» Task to carry out
Repeat the records below exactly.

○ ○ ○ ○

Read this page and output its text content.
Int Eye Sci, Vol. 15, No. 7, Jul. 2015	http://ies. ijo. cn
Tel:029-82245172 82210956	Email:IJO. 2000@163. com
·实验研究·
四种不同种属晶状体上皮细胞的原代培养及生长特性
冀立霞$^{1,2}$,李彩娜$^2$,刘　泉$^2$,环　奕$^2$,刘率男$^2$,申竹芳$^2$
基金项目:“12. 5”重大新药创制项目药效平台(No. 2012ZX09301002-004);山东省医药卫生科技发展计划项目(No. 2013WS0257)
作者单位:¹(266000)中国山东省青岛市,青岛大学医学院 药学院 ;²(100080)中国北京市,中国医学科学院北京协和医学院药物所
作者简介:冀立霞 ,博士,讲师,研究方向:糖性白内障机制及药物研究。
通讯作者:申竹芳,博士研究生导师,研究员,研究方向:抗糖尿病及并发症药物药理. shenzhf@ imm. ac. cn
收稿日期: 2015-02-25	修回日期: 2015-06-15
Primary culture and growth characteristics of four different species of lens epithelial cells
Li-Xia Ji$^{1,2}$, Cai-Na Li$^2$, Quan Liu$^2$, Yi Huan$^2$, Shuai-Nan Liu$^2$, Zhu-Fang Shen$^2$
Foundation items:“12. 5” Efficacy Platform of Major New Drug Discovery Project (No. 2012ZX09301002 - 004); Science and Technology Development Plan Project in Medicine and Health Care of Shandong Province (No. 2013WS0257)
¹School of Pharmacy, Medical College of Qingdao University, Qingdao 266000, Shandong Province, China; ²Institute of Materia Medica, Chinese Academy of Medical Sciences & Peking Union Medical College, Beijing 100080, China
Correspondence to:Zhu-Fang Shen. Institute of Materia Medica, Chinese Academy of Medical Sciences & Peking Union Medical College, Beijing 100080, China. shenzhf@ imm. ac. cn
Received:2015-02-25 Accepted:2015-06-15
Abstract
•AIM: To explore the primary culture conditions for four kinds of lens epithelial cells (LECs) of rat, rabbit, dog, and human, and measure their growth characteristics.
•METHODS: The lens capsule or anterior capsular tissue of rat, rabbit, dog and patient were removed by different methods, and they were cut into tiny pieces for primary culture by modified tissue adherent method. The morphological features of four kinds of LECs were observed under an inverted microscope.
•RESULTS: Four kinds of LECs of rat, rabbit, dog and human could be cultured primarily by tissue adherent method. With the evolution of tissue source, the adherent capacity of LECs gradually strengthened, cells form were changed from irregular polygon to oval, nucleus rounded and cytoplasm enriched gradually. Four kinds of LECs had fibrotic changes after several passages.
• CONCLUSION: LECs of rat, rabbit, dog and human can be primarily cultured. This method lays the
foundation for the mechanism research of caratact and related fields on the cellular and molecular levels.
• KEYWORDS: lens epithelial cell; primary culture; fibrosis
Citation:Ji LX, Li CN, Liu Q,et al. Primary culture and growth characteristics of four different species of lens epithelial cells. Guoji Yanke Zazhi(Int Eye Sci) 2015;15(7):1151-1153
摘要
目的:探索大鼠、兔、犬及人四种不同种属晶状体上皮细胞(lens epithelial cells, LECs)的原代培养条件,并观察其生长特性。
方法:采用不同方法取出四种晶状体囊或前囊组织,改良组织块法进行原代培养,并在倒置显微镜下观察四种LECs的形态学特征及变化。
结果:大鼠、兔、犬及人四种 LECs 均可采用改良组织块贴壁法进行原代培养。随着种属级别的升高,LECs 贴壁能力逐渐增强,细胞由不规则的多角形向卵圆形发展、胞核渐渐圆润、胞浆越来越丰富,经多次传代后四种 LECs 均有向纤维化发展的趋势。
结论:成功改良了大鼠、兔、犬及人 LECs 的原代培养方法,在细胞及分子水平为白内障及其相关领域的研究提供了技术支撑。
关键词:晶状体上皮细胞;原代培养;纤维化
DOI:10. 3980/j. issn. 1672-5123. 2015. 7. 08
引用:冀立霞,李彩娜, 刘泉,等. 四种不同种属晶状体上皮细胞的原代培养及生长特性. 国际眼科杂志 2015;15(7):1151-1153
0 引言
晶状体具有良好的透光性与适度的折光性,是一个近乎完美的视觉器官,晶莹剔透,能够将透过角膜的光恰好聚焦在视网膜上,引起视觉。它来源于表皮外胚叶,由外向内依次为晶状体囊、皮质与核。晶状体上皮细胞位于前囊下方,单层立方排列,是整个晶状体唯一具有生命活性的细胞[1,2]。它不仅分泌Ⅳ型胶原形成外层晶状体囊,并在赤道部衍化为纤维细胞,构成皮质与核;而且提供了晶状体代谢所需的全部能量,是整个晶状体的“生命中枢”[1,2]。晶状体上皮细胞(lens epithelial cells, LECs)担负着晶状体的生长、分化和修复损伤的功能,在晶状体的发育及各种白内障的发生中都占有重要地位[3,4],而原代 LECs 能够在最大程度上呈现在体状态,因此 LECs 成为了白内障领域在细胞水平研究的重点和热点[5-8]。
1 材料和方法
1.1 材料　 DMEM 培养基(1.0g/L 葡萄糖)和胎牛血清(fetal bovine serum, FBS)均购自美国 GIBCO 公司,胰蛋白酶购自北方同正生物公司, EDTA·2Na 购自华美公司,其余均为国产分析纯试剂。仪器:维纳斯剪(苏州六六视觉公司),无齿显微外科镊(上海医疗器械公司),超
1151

○ ○ ○ ○

» Result
Read this page and output its text content.
Int Eye Sci, Vol. 15, No. 7, Jul. 2015	http://ies. ijo. cn
Tel:029-82245172 82210956	Email:IJO. 2000@163. com
·实验研究·
四种不同种属晶状体上皮细胞的原代培养及生长特性
冀立霞$^{1,2}$,李彩娜$^2$,刘　泉$^2$,环　奕$^2$,刘率男$^2$,申竹芳$^2$
基金项目:“12. 5”重大新药创制项目药效平台(No. 2012ZX09301002-004);山东省医药卫生科技发展计划项目(No. 2013WS0257)
作者单位:¹(266000)中国山东省青岛市,青岛大学医学院 药学院 ;²(100080)中国北京市,中国医学科学院北京协和医学院药物所
作者简介:冀立霞 ,博士,讲师,研究方向:糖性白内障机制及药物研究。
通讯作者:申竹芳,博士研究生导师,研究员,研究方向:抗糖尿病及并发症药物药理. shenzhf@ imm. ac. cn
收稿日期: 2015-02-25	修回日期: 2015-06-15
Primary culture and growth characteristics of four different species of lens epithelial cells
Li-Xia Ji$^{1,2}$, Cai-Na Li$^2$, Quan Liu$^2$, Yi Huan$^2$, Shuai-Nan Liu$^2$, Zhu-Fang Shen$^2$
Foundation items:“12. 5” Efficacy Platform of Major New Drug Discovery Project (No. 2012ZX09301002 - 004); Science and Technology Development Plan Project in Medicine and Health Care of Shandong Province (No. 2013WS0257)
¹School of Pharmacy, Medical College of Qingdao University, Qingdao 266000, Shandong Province, China; ²Institute of Materia Medica, Chinese Academy of Medical Sciences & Peking Union Medical College, Beijing 100080, China
Correspondence to:Zhu-Fang Shen. Institute of Materia Medica, Chinese Academy of Medical Sciences & Peking Union Medical College, Beijing 100080, China. shenzhf@ imm. ac. cn
Received:2015-02-25 Accepted:2015-06-15
Abstract
•AIM: To explore the primary culture conditions for four kinds of lens epithelial cells (LECs) of rat, rabbit, dog, and human, and measure their growth characteristics.
•METHODS: The lens capsule or anterior capsular tissue of rat, rabbit, dog and patient were removed by different methods, and they were cut into tiny pieces for primary culture by modified tissue adherent method. The morphological features of four kinds of LECs were observed under an inverted microscope.
•RESULTS: Four kinds of LECs of rat, rabbit, dog and human could be cultured primarily by tissue adherent method. With the evolution of tissue source, the adherent capacity of LECs gradually strengthened, cells form were changed from irregular polygon to oval, nucleus rounded and cytoplasm enriched gradually. Four kinds of LECs had fibrotic changes after several passages.
• CONCLUSION: LECs of rat, rabbit, dog and human can be primarily cultured. This method lays the
foundation for the mechanism research of caratact and related fields on the cellular and molecular levels.
• KEYWORDS: lens epithelial cell; primary culture; fibrosis
Citation:Ji LX, Li CN, Liu Q,et al. Primary culture and growth characteristics of four different species of lens epithelial cells. Guoji Yanke Zazhi(Int Eye Sci) 2015;15(7):1151-1153
摘要
目的:探索大鼠、兔、犬及人四种不同种属晶状体上皮细胞(lens epithelial cells, LECs)的原代培养条件,并观察其生长特性。
方法:采用不同方法取出四种晶状体囊或前囊组织,改良组织块法进行原代培养,并在倒置显微镜下观察四种LECs的形态学特征及变化。
结果:大鼠、兔、犬及人四种 LECs 均可采用改良组织块贴壁法进行原代培养。随着种属级别的升高,LECs 贴壁能力逐渐增强,细胞由不规则的多角形向卵圆形发展、胞核渐渐圆润、胞浆越来越丰富,经多次传代后四种 LECs 均有向纤维化发展的趋势。
结论:成功改良了大鼠、兔、犬及人 LECs 的原代培养方法,在细胞及分子水平为白内障及其相关领域的研究提供了技术支撑。
关键词:晶状体上皮细胞;原代培养;纤维化
DOI:10. 3980/j. issn. 1672-5123. 2015. 7. 08
引用:冀立霞,李彩娜, 刘泉,等. 四种不同种属晶状体上皮细胞的原代培养及生长特性. 国际眼科杂志 2015;15(7):1151-1153
0 引言
晶状体具有良好的透光性与适度的折光性,是一个近乎完美的视觉器官,晶莹剔透,能够将透过角膜的光恰好聚焦在视网膜上,引起视觉。它来源于表皮外胚叶,由外向内依次为晶状体囊、皮质与核。晶状体上皮细胞位于前囊下方,单层立方排列,是整个晶状体唯一具有生命活性的细胞[1,2]。它不仅分泌Ⅳ型胶原形成外层晶状体囊,并在赤道部衍化为纤维细胞,构成皮质与核;而且提供了晶状体代谢所需的全部能量,是整个晶状体的“生命中枢”[1,2]。晶状体上皮细胞(lens epithelial cells, LECs)担负着晶状体的生长、分化和修复损伤的功能,在晶状体的发育及各种白内障的发生中都占有重要地位[3,4],而原代 LECs 能够在最大程度上呈现在体状态,因此 LECs 成为了白内障领域在细胞水平研究的重点和热点[5-8]。
1 材料和方法
1.1 材料　 DMEM 培养基(1.0g/L 葡萄糖)和胎牛血清(fetal bovine serum, FBS)均购自美国 GIBCO 公司,胰蛋白酶购自北方同正生物公司, EDTA·2Na 购自华美公司,其余均为国产分析纯试剂。仪器:维纳斯剪(苏州六六视觉公司),无齿显微外科镊(上海医疗器械公司),超
1151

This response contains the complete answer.